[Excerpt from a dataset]
---*---
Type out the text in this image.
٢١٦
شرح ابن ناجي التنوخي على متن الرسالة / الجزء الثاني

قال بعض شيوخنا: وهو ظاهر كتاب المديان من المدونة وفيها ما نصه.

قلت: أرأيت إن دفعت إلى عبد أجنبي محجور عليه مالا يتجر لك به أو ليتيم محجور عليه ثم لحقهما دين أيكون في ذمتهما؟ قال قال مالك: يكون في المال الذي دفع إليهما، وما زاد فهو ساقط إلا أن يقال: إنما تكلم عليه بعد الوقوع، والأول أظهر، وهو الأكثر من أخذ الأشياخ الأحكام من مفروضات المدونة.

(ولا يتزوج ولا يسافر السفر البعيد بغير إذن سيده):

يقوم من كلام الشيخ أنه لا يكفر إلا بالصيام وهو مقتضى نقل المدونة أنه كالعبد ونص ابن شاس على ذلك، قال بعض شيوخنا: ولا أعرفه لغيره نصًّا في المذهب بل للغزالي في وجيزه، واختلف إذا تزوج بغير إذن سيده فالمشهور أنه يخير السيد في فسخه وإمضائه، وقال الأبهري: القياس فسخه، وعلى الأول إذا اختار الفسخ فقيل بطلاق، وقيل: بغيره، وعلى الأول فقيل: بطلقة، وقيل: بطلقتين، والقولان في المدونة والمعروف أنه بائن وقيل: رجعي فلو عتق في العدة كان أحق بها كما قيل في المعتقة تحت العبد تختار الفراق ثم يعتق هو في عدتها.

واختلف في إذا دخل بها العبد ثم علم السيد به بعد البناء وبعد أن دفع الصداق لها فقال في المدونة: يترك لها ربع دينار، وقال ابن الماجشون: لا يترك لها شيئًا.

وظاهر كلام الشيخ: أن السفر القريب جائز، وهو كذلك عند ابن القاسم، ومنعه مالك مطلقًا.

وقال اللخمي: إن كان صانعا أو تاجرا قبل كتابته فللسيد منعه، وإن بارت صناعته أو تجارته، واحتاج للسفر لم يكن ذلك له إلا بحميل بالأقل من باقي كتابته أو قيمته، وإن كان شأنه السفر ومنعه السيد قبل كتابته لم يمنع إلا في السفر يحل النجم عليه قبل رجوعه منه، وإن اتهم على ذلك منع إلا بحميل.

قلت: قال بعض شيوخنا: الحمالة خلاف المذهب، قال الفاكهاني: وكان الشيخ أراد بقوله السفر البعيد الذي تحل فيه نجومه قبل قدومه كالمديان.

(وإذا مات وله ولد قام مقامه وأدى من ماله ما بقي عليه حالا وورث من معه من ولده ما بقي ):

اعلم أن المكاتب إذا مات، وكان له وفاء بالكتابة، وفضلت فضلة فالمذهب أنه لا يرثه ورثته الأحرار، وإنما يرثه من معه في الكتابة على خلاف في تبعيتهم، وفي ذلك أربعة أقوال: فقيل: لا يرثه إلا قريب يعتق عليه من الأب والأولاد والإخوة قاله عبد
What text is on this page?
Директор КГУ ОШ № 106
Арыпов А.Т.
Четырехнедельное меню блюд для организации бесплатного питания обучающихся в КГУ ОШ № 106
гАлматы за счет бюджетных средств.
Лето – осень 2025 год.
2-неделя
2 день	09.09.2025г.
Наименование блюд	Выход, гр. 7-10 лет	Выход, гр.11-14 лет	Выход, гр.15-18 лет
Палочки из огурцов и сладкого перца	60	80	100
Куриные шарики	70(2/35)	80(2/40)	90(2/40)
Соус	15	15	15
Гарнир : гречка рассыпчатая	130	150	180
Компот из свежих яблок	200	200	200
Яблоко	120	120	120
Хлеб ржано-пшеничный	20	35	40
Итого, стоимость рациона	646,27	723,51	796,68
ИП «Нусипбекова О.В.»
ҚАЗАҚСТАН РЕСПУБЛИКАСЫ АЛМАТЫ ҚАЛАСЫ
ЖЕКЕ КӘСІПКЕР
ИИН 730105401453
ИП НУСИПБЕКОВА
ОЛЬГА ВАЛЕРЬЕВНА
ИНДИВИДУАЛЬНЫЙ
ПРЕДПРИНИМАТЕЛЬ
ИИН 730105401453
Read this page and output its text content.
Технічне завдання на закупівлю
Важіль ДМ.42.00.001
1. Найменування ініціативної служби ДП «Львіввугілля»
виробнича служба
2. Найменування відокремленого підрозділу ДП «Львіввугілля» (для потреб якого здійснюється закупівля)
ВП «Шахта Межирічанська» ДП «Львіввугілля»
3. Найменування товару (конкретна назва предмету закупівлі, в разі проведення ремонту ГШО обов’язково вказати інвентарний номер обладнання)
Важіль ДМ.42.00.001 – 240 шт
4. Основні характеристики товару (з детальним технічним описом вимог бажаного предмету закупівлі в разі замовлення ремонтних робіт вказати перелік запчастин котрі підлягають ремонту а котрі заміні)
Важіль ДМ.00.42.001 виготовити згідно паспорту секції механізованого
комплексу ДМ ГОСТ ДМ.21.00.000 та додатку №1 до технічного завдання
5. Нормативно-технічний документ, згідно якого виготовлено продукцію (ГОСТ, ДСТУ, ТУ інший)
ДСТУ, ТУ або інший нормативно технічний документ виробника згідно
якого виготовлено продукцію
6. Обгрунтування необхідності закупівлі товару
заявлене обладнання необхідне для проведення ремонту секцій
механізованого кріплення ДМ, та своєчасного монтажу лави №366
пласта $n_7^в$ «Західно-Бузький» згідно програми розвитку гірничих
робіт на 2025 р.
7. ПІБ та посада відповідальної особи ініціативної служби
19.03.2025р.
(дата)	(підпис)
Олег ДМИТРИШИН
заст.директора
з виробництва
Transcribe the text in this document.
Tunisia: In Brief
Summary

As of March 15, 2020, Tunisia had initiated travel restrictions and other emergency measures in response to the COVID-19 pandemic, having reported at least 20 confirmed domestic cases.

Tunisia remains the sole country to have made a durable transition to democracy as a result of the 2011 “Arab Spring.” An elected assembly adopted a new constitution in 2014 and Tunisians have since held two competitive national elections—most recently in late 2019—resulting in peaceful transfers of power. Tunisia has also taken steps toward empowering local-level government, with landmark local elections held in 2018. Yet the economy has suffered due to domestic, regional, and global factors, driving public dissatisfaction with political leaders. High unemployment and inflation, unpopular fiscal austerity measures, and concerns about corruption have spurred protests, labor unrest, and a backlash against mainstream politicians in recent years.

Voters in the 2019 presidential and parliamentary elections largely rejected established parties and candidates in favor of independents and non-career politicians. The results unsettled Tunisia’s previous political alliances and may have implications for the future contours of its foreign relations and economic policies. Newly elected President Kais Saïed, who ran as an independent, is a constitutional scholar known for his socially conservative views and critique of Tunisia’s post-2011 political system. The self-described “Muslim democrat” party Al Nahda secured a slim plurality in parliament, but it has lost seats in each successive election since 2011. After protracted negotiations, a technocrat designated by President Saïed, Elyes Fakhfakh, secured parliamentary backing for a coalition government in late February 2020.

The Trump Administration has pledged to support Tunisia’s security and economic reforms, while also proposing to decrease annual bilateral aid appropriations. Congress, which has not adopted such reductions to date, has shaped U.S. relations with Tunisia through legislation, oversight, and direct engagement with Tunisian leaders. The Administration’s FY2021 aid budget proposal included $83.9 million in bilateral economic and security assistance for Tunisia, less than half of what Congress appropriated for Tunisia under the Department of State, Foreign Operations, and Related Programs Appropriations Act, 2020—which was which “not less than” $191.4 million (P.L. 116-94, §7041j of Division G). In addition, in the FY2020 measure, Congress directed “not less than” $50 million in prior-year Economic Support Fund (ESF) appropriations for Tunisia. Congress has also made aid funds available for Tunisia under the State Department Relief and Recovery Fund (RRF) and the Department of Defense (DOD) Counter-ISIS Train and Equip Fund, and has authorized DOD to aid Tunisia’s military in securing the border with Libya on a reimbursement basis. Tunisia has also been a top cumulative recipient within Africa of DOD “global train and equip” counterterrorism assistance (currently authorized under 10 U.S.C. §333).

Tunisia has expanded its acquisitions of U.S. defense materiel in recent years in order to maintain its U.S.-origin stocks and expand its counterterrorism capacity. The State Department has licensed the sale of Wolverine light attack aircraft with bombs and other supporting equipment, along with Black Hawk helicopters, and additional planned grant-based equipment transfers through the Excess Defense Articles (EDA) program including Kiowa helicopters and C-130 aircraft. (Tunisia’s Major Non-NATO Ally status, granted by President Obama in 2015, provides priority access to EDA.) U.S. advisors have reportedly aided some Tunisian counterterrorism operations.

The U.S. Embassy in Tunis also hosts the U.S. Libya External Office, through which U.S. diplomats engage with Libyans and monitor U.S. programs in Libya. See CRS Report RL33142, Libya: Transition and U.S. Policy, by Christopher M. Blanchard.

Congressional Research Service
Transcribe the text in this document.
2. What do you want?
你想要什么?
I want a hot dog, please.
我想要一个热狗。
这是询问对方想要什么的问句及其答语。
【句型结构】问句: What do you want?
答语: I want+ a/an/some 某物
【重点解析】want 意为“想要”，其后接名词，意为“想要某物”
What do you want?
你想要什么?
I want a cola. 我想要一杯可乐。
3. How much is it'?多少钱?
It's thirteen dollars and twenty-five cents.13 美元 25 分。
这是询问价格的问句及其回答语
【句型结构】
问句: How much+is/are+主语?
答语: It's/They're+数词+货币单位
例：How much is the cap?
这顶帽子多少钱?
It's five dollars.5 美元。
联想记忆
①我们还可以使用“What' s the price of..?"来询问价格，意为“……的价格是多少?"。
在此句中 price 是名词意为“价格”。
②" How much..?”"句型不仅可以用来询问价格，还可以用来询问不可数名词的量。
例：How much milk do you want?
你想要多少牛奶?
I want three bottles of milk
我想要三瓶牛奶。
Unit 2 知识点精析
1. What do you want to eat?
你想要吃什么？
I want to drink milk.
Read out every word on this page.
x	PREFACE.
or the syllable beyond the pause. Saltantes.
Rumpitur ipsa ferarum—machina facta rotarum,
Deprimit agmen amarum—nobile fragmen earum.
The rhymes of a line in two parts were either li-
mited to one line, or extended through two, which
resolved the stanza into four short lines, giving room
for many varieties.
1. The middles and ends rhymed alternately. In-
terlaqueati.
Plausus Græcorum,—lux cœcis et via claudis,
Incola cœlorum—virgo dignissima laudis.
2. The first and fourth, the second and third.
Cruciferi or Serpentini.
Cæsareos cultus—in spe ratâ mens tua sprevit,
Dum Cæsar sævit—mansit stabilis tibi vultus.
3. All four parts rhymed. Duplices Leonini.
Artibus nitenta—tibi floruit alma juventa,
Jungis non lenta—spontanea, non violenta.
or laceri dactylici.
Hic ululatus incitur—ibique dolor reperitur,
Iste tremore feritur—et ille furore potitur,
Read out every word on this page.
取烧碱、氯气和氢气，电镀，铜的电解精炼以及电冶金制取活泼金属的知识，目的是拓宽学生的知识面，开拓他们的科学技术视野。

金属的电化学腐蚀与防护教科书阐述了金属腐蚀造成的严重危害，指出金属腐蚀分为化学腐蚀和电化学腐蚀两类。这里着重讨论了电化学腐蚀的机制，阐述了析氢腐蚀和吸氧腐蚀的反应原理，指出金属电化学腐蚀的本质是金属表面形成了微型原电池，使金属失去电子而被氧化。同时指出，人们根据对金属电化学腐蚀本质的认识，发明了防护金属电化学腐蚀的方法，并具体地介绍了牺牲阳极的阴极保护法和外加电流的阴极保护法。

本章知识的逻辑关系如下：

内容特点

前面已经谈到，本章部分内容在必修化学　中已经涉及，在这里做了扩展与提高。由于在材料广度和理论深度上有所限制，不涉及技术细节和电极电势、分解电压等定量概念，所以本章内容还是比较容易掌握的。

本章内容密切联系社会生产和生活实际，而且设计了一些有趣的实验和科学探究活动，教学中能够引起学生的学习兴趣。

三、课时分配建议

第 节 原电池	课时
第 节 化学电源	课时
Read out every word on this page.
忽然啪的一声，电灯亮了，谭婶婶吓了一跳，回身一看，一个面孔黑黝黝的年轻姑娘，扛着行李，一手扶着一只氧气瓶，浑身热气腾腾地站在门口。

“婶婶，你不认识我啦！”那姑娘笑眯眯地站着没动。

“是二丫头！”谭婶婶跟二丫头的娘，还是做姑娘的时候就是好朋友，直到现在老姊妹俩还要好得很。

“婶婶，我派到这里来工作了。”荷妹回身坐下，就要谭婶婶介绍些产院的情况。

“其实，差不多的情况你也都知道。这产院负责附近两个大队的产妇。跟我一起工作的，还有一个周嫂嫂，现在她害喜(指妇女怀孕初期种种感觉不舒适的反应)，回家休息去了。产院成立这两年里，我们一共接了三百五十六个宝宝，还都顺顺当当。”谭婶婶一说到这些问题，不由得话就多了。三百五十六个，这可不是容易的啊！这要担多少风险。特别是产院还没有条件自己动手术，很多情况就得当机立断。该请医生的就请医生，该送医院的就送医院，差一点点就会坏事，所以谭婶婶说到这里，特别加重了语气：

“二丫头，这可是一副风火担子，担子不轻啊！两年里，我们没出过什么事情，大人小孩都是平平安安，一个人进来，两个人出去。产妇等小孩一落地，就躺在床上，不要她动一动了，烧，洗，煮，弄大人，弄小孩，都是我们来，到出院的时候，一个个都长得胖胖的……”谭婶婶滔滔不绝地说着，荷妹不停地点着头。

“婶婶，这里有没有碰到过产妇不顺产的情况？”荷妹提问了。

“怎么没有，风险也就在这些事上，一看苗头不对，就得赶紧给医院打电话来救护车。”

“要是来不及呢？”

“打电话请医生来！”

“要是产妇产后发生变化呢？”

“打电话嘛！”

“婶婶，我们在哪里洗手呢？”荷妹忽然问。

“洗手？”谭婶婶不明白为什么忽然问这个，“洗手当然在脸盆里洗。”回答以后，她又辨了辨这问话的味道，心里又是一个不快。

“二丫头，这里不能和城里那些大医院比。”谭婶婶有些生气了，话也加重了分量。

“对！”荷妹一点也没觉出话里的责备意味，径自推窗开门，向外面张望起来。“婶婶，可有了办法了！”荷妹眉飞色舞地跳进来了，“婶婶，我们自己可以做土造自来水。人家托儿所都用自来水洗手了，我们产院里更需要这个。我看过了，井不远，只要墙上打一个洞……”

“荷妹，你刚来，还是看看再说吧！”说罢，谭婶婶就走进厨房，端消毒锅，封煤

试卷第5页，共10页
---*---
■ Given exercise ■
Go over the entries above and say how many lines hold the string "документ", with no other text.

■ Result ■
2